[Extracted data entries]
--------

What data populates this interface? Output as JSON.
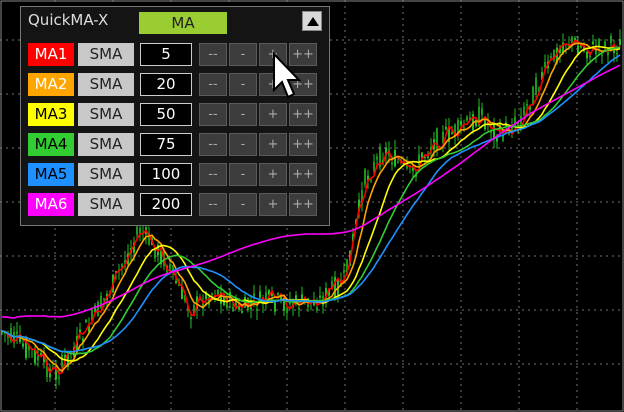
{
  "panel": {
    "title": "QuickMA-X",
    "mode_button": "MA",
    "collapse_icon": "triangle-up-icon",
    "step_labels": {
      "dec_big": "--",
      "dec": "-",
      "inc": "+",
      "inc_big": "++"
    },
    "rows": [
      {
        "label": "MA1",
        "color": "#ff0000",
        "text_color": "#ffffff",
        "type": "SMA",
        "period": "5"
      },
      {
        "label": "MA2",
        "color": "#ffa500",
        "text_color": "#ffffff",
        "type": "SMA",
        "period": "20"
      },
      {
        "label": "MA3",
        "color": "#ffff00",
        "text_color": "#000000",
        "type": "SMA",
        "period": "50"
      },
      {
        "label": "MA4",
        "color": "#32cd32",
        "text_color": "#000000",
        "type": "SMA",
        "period": "75"
      },
      {
        "label": "MA5",
        "color": "#1e90ff",
        "text_color": "#000000",
        "type": "SMA",
        "period": "100"
      },
      {
        "label": "MA6",
        "color": "#ff00ff",
        "text_color": "#ffffff",
        "type": "SMA",
        "period": "200"
      }
    ]
  },
  "chart": {
    "background": "#000000",
    "grid_color": "#c0c0c0",
    "candle_color": "#22c022",
    "candle_down_color": "#1a9a1a",
    "ma_colors": [
      "#ff0000",
      "#ffa500",
      "#ffff00",
      "#32cd32",
      "#1e90ff",
      "#ff00ff"
    ]
  },
  "cursor_icon": "mouse-pointer-icon"
}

--------

— SET TASK —
Pull out all lines from the listing that contain the string "period".

— REPLY TO THE TASK —
        "period": "5"
        "period": "20"
        "period": "50"
        "period": "75"
        "period": "100"
        "period": "200"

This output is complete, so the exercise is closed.